▶ [Task material]
__________________________________________________

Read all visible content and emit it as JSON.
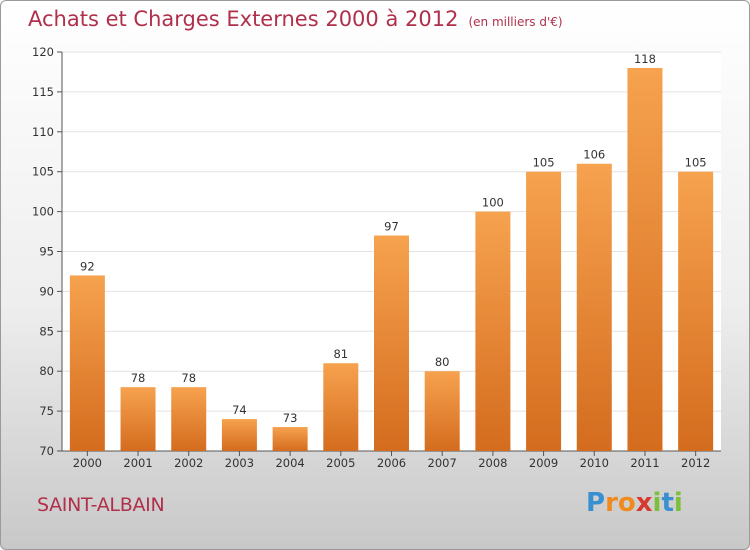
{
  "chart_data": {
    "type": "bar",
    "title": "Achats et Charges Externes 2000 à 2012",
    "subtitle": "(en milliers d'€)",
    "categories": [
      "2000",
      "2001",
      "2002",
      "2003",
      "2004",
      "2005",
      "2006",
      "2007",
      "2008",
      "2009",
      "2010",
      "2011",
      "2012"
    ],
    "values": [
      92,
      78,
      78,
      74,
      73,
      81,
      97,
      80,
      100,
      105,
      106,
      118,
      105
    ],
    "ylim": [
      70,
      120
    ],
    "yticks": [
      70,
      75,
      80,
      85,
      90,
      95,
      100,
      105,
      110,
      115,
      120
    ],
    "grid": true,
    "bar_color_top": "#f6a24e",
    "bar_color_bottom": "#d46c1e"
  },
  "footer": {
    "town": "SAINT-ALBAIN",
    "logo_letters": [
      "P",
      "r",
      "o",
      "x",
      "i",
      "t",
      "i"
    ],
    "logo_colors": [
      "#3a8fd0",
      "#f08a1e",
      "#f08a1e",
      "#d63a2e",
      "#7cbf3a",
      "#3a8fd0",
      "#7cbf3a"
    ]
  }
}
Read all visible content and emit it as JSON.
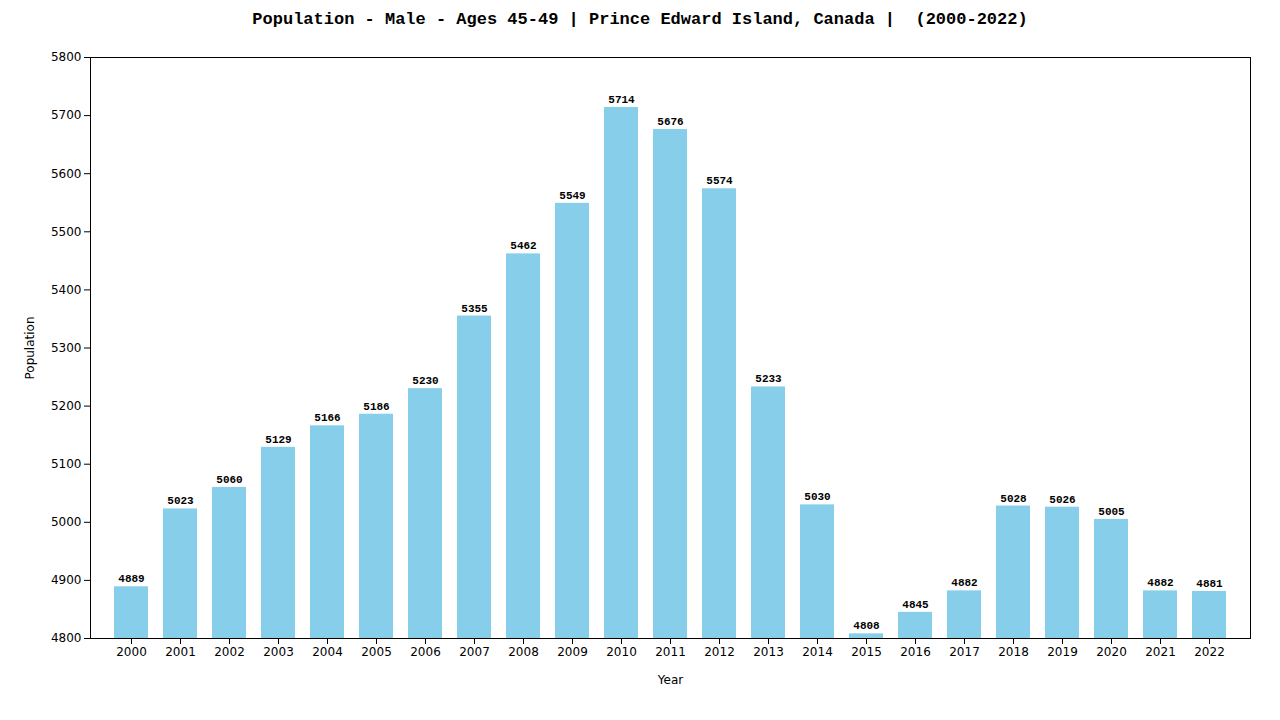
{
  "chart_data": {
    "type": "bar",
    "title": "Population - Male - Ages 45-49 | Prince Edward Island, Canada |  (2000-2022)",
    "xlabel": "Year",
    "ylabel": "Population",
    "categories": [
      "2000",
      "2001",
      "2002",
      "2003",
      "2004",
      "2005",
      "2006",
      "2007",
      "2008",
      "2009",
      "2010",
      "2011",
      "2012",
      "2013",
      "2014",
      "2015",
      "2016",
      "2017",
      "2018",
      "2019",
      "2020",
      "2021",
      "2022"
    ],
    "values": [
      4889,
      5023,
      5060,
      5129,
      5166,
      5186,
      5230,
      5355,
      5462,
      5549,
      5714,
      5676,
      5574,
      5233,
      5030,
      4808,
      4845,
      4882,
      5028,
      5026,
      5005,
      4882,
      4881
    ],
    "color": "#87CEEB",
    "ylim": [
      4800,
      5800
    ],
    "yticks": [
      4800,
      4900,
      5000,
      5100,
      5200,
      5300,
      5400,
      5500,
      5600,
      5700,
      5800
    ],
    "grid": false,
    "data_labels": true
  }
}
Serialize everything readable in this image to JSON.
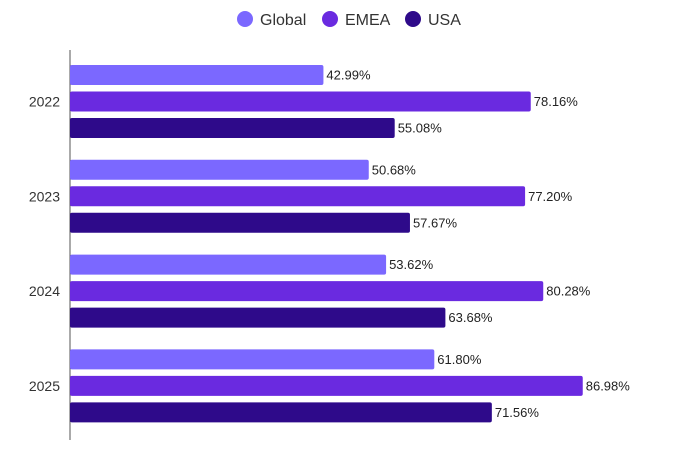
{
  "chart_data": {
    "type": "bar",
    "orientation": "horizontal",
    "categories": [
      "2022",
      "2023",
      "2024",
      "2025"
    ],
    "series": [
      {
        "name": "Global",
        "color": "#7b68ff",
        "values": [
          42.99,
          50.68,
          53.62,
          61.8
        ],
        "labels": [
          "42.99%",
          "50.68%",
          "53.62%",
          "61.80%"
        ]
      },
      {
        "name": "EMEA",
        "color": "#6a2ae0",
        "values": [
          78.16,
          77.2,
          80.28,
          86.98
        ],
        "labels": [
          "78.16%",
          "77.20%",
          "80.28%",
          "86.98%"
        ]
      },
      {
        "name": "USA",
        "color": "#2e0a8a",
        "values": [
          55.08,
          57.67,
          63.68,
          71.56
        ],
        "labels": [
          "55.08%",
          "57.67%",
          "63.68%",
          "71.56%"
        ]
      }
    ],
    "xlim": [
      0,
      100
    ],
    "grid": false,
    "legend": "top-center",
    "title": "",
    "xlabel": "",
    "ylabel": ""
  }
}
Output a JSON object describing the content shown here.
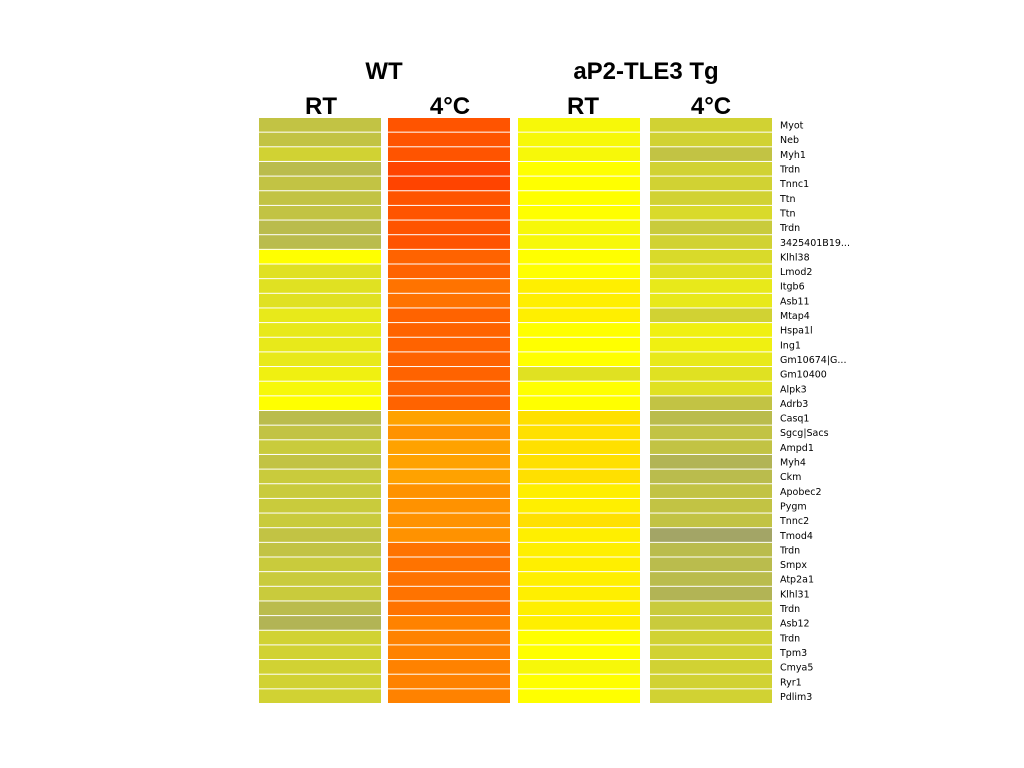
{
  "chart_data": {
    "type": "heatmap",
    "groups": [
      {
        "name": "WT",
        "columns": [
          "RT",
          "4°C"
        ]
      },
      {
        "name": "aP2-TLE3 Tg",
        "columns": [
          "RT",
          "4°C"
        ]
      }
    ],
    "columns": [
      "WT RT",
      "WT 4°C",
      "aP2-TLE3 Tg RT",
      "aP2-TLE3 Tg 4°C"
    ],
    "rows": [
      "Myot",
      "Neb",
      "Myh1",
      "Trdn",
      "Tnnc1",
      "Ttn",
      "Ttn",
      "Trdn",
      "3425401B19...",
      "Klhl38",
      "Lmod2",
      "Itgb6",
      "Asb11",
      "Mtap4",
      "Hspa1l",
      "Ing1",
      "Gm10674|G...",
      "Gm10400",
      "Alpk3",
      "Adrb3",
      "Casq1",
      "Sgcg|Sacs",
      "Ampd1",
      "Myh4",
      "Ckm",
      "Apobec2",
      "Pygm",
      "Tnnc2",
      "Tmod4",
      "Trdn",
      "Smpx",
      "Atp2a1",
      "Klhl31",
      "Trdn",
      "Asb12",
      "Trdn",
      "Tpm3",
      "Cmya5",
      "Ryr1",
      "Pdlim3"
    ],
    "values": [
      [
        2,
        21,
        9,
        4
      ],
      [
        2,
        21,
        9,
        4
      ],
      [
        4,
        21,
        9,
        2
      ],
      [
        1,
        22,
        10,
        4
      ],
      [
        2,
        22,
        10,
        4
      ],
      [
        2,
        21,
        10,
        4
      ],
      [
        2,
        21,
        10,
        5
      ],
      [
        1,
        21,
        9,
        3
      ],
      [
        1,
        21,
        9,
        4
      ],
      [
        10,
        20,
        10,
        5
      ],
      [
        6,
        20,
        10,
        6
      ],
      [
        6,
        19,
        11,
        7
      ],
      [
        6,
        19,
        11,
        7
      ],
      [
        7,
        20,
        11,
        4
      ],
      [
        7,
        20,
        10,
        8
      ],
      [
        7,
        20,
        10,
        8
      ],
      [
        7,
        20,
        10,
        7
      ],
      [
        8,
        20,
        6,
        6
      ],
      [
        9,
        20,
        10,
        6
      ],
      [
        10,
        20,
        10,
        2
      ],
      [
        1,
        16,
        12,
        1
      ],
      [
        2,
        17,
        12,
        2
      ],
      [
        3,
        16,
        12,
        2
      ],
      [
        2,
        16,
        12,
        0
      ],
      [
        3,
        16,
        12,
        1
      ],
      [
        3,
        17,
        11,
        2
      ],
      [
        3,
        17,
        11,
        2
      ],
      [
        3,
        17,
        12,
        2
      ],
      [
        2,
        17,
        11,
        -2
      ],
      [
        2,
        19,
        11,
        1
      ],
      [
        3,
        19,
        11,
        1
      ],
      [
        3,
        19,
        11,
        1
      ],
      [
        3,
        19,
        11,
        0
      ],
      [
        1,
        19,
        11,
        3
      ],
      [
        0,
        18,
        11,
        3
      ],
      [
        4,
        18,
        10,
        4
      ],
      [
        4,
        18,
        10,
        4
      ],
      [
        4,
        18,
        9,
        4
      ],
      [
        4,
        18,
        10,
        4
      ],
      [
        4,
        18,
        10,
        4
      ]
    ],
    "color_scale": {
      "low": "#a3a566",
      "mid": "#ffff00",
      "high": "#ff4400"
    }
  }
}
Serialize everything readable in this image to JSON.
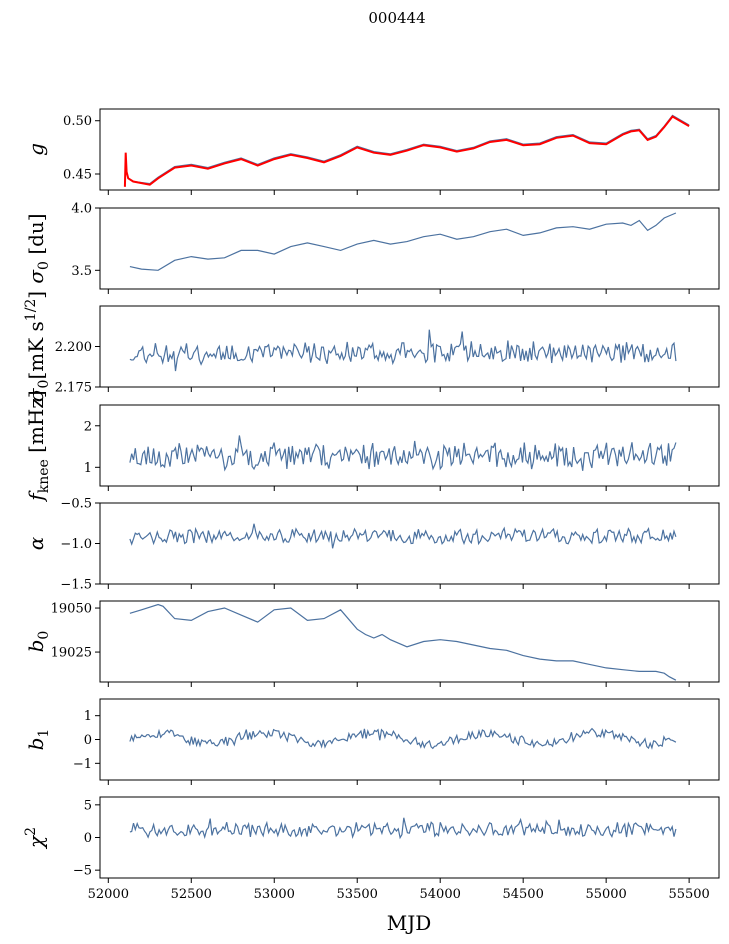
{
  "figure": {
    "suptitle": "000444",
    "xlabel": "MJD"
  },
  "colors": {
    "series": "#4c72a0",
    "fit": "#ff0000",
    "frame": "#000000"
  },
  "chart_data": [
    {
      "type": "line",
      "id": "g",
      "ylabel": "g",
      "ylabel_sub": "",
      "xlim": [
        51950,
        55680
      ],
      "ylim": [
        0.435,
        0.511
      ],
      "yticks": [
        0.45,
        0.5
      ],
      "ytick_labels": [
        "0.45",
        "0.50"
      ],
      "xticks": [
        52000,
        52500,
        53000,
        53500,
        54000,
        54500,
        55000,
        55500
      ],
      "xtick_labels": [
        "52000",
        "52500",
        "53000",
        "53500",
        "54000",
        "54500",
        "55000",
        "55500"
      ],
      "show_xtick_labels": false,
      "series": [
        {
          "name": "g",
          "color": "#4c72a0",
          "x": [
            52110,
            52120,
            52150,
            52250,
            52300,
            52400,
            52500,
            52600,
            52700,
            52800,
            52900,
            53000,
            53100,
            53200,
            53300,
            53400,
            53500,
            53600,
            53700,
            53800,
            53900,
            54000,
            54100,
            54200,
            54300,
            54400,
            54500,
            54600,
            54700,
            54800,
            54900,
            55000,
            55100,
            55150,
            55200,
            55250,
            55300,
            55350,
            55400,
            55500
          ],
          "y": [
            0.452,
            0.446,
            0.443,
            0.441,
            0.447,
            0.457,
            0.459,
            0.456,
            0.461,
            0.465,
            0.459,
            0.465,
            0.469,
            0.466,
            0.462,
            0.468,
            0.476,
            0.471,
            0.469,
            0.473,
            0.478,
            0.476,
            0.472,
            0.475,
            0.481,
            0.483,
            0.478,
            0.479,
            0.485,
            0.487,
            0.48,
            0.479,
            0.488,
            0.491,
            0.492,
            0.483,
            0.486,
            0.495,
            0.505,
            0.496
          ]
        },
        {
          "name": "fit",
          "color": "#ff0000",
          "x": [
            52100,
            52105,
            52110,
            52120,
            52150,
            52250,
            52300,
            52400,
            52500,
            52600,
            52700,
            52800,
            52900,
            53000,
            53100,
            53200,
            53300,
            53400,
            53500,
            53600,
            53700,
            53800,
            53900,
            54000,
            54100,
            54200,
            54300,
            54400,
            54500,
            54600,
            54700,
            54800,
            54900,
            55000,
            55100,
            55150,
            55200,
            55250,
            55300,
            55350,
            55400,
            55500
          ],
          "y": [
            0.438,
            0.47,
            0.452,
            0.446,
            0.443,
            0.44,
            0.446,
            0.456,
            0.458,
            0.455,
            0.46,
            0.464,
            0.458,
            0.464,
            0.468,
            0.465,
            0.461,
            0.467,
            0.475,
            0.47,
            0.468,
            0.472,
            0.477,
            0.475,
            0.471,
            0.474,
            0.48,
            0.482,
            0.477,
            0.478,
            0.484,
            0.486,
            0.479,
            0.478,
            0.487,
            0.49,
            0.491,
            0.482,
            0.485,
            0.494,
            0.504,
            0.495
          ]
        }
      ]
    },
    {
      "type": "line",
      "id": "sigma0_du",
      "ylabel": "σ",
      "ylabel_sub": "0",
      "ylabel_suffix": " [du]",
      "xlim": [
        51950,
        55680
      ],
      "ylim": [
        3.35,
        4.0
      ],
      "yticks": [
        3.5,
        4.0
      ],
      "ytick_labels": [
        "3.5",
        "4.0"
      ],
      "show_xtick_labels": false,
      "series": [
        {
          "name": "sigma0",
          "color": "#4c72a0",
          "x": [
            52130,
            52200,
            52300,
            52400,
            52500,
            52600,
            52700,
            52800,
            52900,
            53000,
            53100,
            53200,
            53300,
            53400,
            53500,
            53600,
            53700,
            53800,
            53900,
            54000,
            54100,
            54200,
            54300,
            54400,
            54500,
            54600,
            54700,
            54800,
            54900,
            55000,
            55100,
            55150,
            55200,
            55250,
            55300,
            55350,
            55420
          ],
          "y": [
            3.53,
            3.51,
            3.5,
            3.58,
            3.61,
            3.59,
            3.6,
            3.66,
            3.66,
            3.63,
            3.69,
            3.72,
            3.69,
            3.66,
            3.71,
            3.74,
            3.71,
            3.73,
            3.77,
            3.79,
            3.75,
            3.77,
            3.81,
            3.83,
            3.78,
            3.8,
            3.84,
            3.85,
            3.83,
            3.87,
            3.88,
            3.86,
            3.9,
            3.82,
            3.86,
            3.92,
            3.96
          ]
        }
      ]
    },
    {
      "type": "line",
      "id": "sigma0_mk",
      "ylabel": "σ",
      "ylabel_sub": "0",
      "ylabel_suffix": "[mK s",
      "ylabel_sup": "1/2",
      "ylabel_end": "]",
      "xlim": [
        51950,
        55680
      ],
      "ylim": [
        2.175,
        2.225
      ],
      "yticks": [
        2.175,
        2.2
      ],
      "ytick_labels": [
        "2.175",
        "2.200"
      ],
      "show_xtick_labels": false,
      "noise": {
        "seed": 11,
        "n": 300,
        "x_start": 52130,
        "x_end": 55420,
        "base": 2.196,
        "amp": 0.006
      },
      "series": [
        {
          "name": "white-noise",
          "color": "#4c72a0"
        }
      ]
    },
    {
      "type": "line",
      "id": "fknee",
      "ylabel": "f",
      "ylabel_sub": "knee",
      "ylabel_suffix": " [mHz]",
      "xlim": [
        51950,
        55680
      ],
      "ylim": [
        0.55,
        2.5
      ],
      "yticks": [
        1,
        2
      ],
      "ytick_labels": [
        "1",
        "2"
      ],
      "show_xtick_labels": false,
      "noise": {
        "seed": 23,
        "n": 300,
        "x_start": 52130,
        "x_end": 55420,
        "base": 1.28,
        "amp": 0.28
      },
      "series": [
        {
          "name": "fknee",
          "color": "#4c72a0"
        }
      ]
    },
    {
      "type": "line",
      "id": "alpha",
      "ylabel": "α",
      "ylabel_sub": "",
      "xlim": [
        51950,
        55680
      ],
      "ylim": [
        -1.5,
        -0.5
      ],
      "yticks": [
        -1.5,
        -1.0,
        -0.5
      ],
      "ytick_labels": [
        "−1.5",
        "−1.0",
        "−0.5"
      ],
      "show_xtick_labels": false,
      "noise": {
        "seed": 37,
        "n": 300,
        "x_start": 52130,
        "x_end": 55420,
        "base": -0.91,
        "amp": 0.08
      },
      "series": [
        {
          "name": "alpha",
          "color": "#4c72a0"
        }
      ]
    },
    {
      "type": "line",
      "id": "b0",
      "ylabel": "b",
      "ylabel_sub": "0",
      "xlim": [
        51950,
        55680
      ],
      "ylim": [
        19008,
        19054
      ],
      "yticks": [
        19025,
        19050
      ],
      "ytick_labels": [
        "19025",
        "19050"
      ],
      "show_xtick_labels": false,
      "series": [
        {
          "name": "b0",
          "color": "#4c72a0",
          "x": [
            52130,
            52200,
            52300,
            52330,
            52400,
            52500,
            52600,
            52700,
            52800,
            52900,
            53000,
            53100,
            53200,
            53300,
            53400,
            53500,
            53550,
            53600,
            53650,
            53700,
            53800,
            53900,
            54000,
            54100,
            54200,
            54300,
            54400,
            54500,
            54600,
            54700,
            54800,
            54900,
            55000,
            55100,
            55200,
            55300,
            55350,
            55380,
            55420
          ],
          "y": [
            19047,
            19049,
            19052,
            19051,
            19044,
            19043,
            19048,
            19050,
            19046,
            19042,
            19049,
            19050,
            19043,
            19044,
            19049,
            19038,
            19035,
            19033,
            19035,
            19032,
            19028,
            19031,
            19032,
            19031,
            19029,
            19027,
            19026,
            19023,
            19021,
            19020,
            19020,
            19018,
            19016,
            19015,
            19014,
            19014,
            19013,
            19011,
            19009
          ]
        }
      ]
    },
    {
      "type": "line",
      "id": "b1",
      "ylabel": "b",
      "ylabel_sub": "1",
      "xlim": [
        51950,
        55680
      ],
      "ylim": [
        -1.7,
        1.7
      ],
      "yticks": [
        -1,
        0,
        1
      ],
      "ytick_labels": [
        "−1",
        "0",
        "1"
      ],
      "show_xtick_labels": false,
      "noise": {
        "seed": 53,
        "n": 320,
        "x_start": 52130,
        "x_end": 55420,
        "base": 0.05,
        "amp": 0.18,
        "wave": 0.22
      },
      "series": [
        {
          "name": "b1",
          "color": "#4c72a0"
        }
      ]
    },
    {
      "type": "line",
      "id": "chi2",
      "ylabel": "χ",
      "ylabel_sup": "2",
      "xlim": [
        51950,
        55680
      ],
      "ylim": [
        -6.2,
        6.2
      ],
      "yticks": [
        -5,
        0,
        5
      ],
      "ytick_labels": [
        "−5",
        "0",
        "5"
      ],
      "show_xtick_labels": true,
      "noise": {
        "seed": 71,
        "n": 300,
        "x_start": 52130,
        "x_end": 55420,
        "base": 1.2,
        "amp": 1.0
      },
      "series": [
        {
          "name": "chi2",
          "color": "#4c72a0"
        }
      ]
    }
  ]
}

__________________________________________________

▶ [Exercise] List the lines of the records where "Population" occurs.

▶ [Task solution]
    "title": "Population - Male - Ages 45-49 | Prince Edward Island, Canada |  (2000-2022)",
    "ylabel": "Population",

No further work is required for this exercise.